> _To be done_:
From the selfish mining abstract, retype the stretch from "Authors: Maryam Bahrani, Michael" through "Technologies (AFT 2025)" word for word.

Authors: Maryam Bahrani, Michael Neuder, and S. Matthew Weinberg

Published in: LIPIcs, Volume 354, 7th Conference on Advances in Financial Technologies (AFT 2025)


Abstract
Selfish miners selectively withhold blocks to earn disproportionately high revenue. The vast majority of the selfish mining literature focuses exclusively on block rewards. [Carlsten et al., 2016] is a notable exception, observing that similar strategic behavior is profitable in a zero-block-reward regime (the endgame for Bitcoin’s quadrennial halving schedule) if miners are compensated with transaction fees alone. Neither model fully captures miner incentives today. The block reward remains 3.125 BTC, yet some blocks yield significantly higher revenue. For example, congestion during the launch of the Babylon protocol in August 2024 caused transaction fees to spike from 0.14 BTC to 9.52 BTC, a 68× increase in fees within two blocks. Our results are both practical and theoretical. Of practical interest, we study selfish mining profitability under a combined reward function that more accurately models miner incentives. This analysis enables us to make quantitative claims about protocol risk (e.g., the mining power at which a selfish strategy becomes profitable is reduced by 22% when optimizing over the combined reward function versus block rewards alone) and qualitative observations (e.g., a miner considering both block rewards and transaction fees will mine more or less aggressively respectively than if they cared about either alone). These practical results follow from our novel model and methodology, which constitute our theoretical contributions. We model general, time-accruing stochastic rewards in the Nakamoto Consensus Game, which requires explicit treatment of difficult adjustment and randomness; we characterize reward function structure through a set of properties (e.g., that rewards accrue only as a function of time since the parent block). We present a new methodology to analytically calculate expected selfish miner rewards under a broad class of stochastic reward functions and validate our method numerically by comparing it with the existing literature and simulating the combined reward sources directly.

> _Data extract_:
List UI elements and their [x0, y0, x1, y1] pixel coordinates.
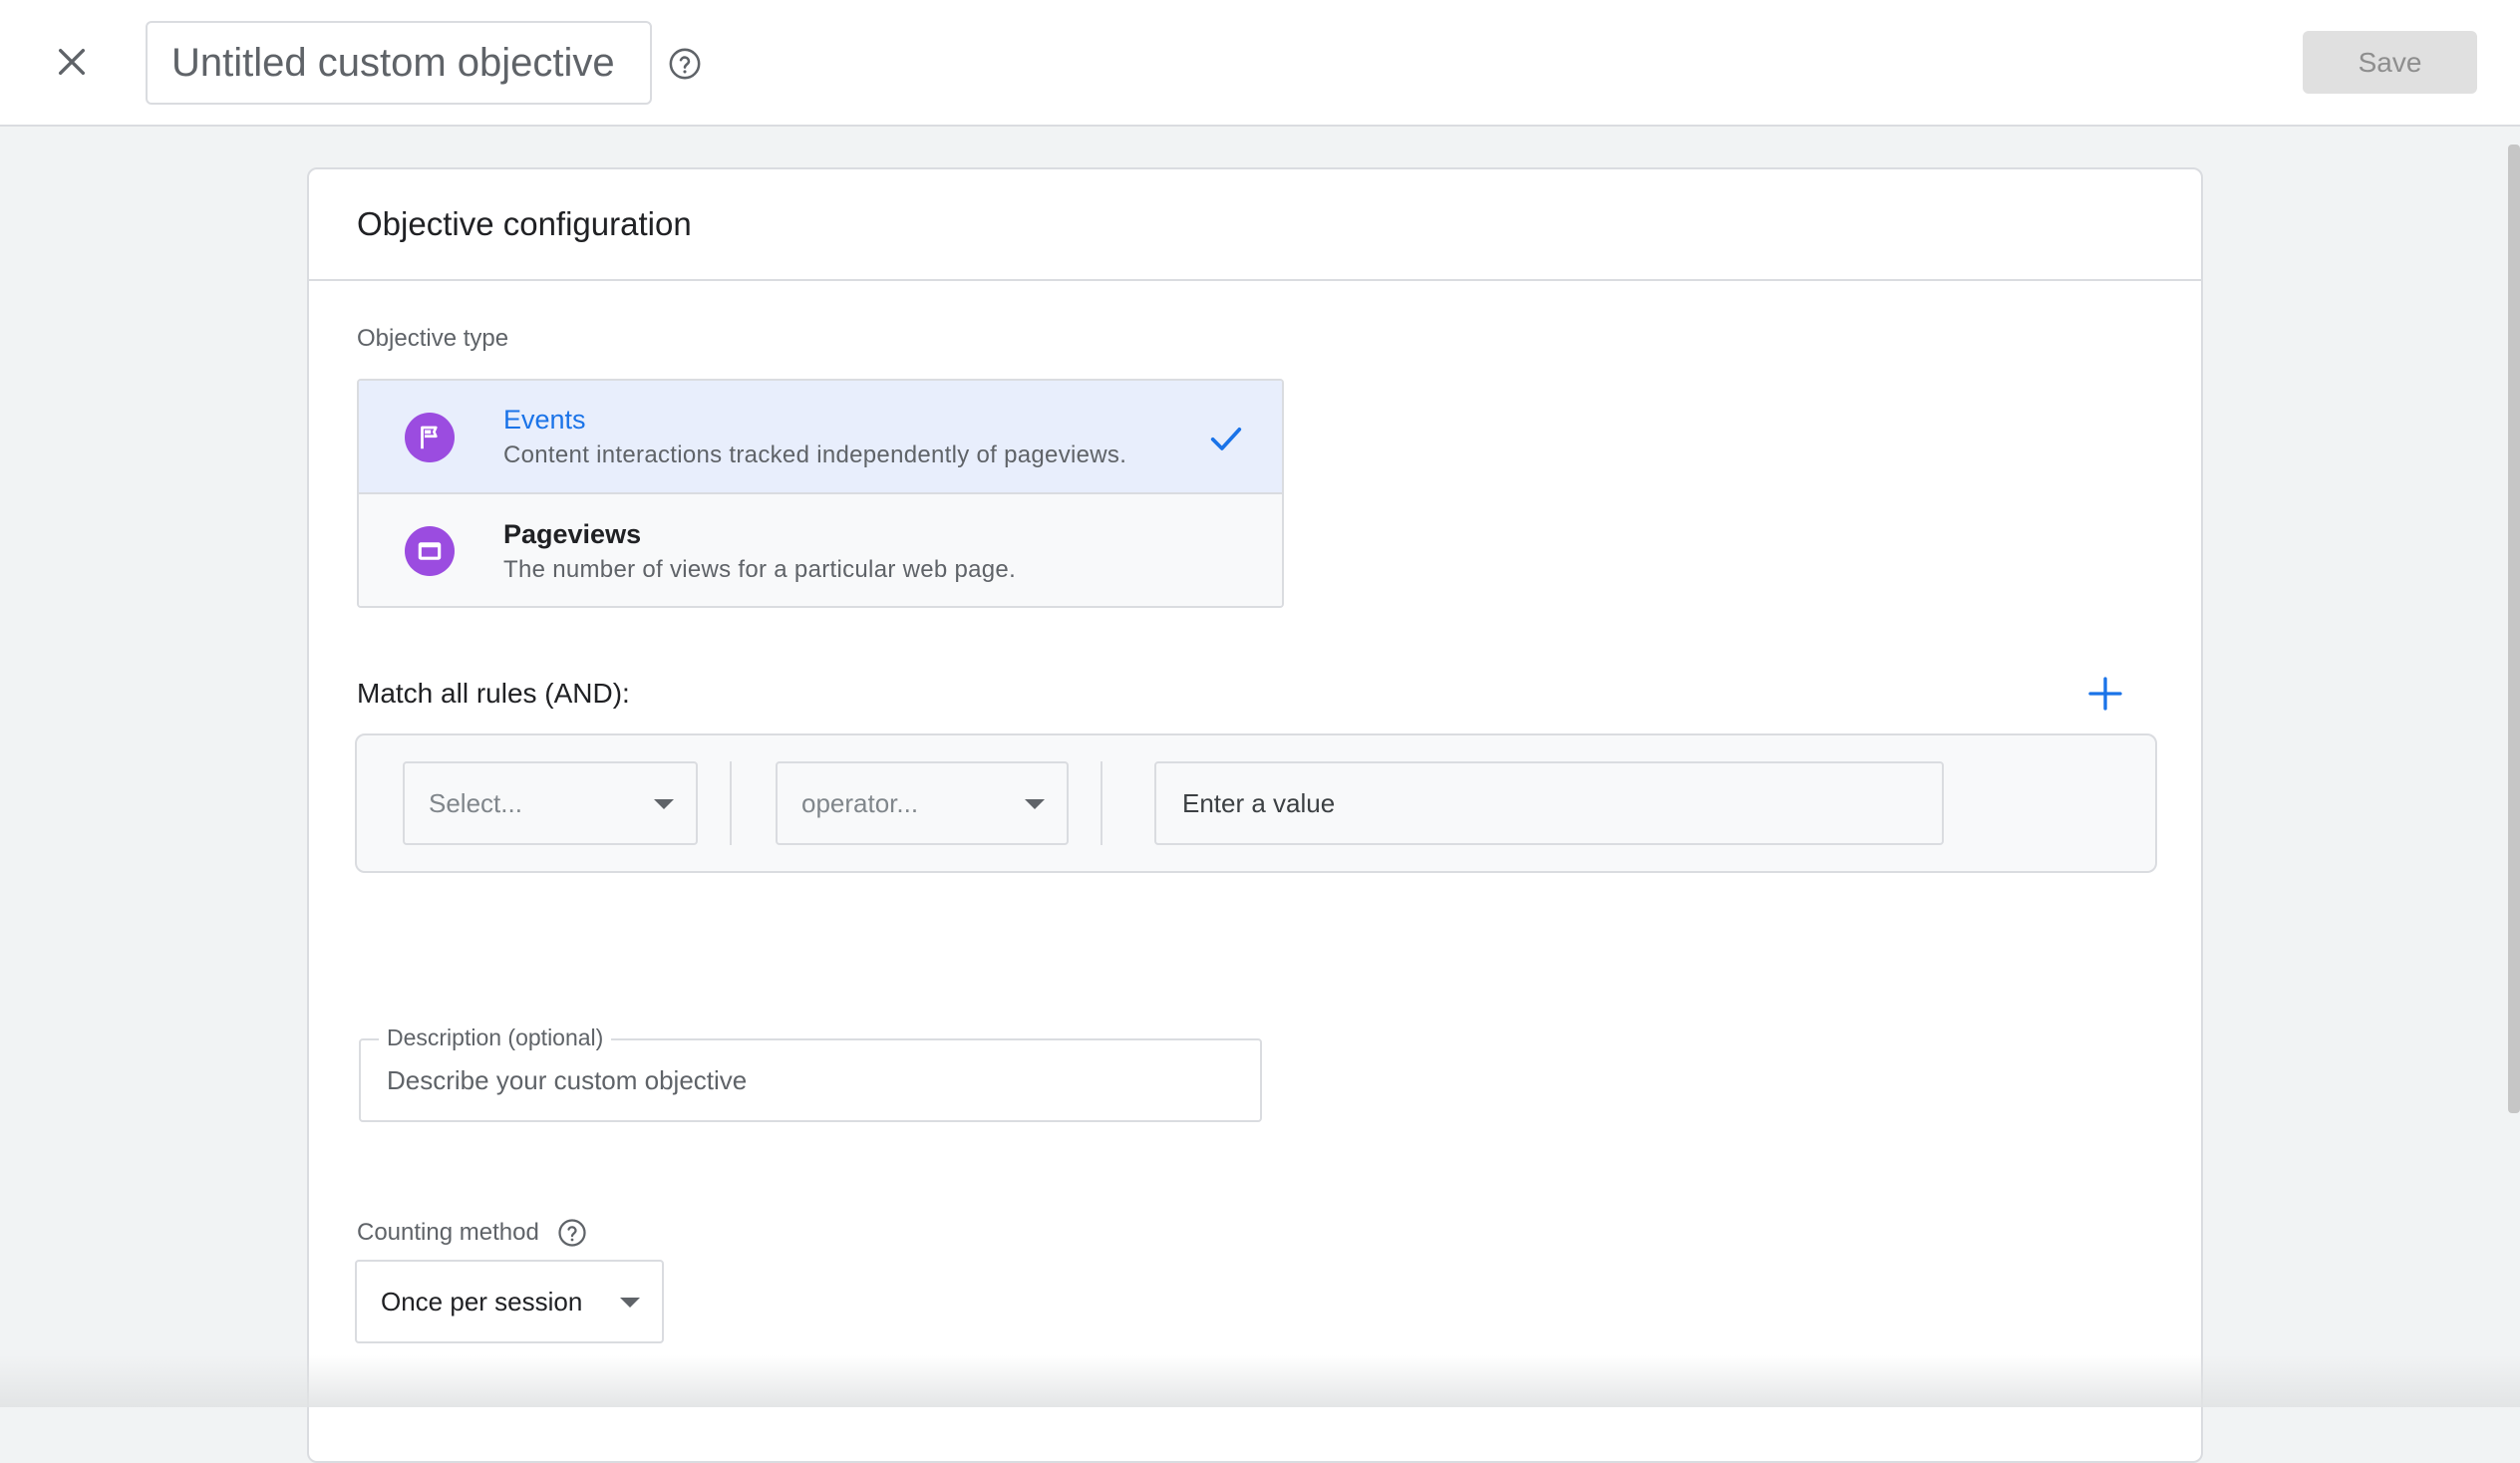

> _Written solution_:
Authors: Maryam Bahrani, Michael Neuder, and S. Matthew Weinberg

Published in: LIPIcs, Volume 354, 7th Conference on Advances in Financial Technologies (AFT 2025)